***** Task material *****

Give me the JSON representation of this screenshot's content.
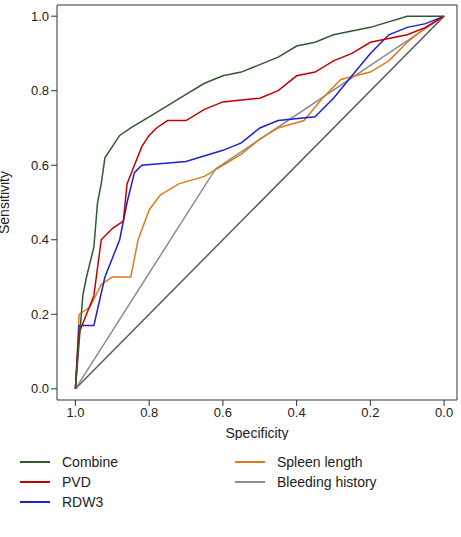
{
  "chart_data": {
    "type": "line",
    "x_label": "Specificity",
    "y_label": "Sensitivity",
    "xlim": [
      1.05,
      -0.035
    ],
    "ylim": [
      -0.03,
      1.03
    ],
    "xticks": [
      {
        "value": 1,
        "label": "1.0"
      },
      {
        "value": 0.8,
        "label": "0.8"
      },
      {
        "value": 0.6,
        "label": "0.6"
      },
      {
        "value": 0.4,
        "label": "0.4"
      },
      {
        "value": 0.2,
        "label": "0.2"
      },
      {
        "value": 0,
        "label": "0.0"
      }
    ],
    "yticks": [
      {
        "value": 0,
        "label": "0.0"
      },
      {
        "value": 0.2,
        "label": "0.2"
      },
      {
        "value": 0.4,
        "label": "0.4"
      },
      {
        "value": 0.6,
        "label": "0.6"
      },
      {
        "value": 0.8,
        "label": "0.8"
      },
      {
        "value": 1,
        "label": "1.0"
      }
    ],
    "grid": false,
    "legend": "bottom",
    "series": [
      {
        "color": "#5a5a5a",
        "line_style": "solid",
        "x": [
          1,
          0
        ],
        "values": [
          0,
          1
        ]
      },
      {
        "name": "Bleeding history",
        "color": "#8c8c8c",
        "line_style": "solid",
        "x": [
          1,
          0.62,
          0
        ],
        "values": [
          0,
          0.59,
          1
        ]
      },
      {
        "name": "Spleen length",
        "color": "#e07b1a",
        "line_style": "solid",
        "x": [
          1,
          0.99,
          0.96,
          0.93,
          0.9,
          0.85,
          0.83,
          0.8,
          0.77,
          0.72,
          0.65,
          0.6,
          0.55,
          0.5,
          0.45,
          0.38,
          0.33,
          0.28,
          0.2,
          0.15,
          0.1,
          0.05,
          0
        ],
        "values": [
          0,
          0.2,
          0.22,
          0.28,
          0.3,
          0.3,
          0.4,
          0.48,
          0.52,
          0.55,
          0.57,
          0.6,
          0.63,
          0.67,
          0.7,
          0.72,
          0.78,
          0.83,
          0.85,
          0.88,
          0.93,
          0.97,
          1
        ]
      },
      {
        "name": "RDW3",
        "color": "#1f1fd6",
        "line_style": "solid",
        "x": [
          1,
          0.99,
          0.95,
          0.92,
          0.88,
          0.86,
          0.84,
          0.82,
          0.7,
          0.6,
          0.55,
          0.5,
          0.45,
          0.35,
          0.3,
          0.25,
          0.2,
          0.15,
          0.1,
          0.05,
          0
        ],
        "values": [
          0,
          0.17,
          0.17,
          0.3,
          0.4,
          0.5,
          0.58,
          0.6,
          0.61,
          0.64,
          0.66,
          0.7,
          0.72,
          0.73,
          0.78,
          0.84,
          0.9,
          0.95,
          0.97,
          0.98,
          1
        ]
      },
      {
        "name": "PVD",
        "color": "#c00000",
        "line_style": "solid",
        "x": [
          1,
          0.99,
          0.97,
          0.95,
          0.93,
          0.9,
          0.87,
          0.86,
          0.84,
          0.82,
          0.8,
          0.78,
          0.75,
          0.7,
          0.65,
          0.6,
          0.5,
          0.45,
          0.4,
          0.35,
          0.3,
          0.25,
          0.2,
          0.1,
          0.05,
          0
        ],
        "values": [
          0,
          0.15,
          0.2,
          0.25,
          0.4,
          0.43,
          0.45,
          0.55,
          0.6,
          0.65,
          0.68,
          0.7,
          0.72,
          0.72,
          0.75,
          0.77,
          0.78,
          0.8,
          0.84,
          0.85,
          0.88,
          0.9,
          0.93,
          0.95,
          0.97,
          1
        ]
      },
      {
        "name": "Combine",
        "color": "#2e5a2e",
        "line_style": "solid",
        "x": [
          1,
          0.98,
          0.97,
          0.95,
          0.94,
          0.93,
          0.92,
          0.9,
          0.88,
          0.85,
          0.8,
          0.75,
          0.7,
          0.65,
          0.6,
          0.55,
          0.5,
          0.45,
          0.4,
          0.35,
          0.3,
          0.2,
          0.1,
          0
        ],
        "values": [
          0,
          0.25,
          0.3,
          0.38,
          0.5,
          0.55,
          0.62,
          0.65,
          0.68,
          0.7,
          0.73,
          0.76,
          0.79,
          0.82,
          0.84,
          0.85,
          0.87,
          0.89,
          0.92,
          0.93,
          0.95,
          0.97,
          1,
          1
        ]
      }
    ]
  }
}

*****
***** Task material *****

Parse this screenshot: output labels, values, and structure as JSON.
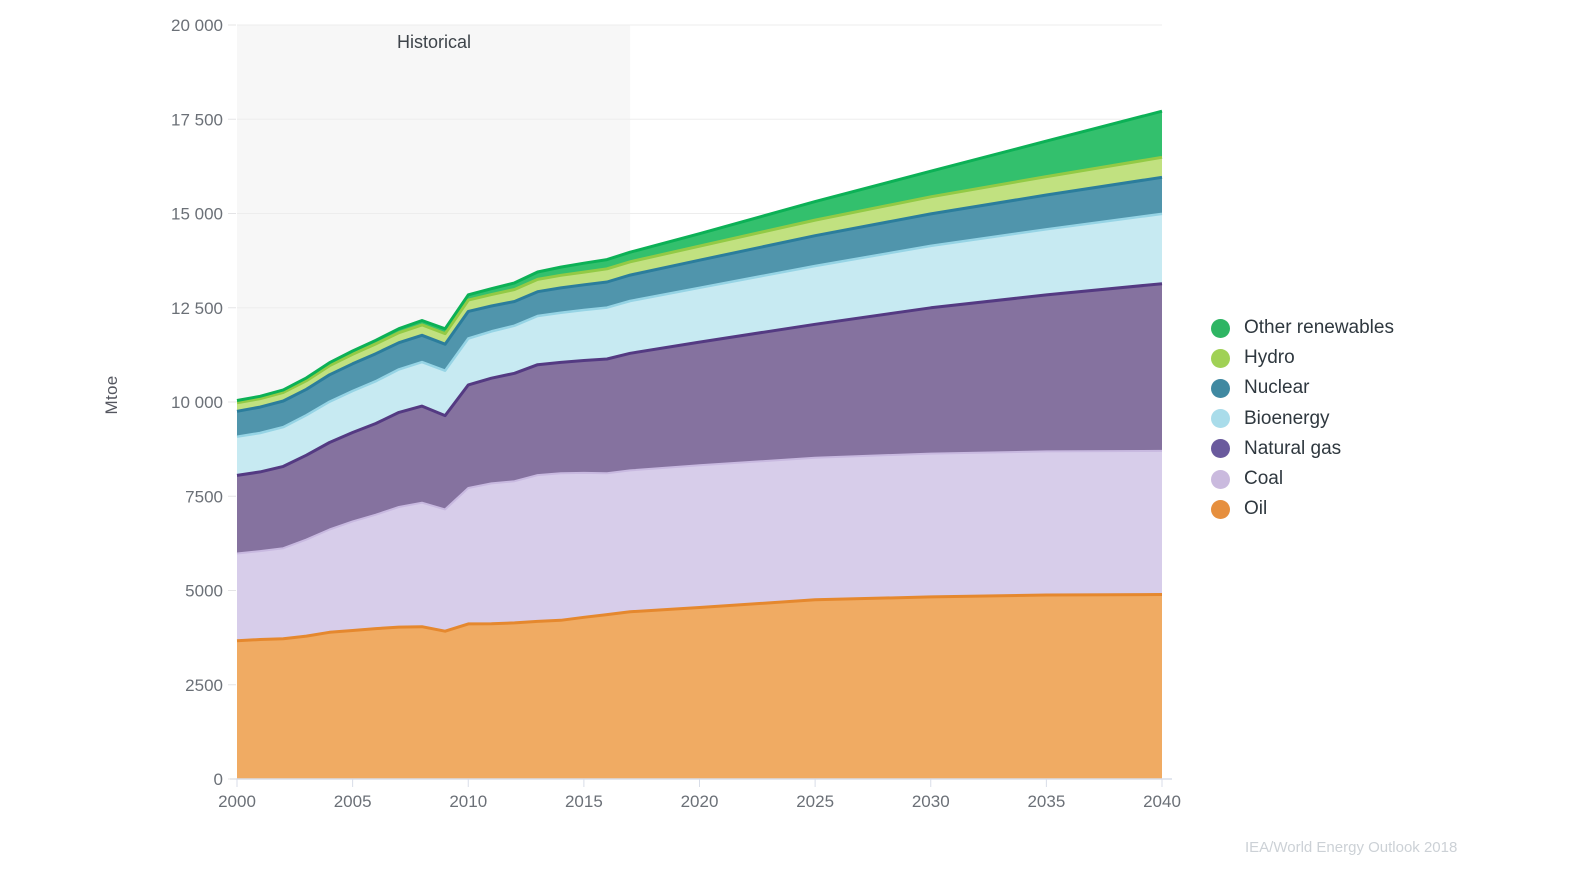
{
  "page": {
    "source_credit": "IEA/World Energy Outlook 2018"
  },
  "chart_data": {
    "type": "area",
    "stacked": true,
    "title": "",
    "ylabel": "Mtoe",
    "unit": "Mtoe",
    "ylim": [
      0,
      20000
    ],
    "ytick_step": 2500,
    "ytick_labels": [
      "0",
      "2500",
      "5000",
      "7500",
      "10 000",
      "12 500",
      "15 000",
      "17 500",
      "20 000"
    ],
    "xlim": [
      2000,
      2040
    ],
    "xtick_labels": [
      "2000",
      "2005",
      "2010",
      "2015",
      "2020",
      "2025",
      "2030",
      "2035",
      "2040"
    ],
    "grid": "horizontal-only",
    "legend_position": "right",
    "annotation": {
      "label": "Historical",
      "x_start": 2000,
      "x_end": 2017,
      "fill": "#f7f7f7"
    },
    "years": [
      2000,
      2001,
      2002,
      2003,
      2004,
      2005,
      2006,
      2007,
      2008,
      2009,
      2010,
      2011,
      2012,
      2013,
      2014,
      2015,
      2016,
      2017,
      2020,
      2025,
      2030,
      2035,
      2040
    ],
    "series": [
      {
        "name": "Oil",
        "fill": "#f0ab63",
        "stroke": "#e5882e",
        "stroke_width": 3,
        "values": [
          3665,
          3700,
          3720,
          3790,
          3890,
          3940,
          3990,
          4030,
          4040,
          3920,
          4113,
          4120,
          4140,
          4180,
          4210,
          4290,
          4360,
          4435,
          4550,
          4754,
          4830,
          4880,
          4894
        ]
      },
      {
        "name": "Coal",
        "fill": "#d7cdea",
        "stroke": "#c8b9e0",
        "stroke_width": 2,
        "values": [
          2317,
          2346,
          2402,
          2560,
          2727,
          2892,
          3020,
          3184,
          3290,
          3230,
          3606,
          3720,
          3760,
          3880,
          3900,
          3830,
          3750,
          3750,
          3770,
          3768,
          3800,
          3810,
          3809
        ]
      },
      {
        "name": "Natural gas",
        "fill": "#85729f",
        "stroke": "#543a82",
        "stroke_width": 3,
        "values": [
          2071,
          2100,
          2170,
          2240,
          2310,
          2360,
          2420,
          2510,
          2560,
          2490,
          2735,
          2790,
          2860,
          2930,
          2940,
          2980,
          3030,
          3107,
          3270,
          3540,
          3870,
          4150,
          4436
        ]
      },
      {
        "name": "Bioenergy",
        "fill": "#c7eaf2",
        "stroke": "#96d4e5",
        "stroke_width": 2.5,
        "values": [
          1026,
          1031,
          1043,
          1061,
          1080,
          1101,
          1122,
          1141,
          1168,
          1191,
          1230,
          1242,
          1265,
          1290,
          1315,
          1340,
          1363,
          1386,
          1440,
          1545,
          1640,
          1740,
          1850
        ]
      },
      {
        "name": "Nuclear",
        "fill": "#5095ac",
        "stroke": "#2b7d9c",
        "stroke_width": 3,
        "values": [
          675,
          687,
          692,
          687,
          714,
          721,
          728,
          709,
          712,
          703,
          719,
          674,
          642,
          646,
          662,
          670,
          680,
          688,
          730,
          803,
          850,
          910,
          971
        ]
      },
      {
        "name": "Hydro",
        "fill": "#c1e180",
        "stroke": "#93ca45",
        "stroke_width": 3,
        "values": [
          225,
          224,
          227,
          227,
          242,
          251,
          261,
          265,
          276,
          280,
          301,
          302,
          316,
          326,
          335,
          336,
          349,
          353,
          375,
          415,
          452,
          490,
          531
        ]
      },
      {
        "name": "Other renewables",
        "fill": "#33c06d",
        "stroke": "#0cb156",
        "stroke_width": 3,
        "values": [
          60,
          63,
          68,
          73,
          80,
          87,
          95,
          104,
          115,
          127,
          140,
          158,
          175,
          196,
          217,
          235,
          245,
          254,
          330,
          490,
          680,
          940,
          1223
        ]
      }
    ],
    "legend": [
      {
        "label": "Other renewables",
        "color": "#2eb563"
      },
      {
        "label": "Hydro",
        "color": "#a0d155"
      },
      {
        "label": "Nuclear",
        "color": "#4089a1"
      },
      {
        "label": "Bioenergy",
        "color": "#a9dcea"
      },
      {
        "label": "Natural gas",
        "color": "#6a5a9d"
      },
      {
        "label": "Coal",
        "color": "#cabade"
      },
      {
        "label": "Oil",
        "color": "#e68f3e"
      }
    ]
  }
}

*****

What is expected: Among the lines of the material, find those that hold the word "name" and copy them.

The response:
        "name": "Bleeding history",
        "name": "Spleen length",
        "name": "RDW3",
        "name": "PVD",
        "name": "Combine",
        "name": "Oil",
        "name": "Coal",
        "name": "Natural gas",
        "name": "Bioenergy",
        "name": "Nuclear",
        "name": "Hydro",
        "name": "Other renewables",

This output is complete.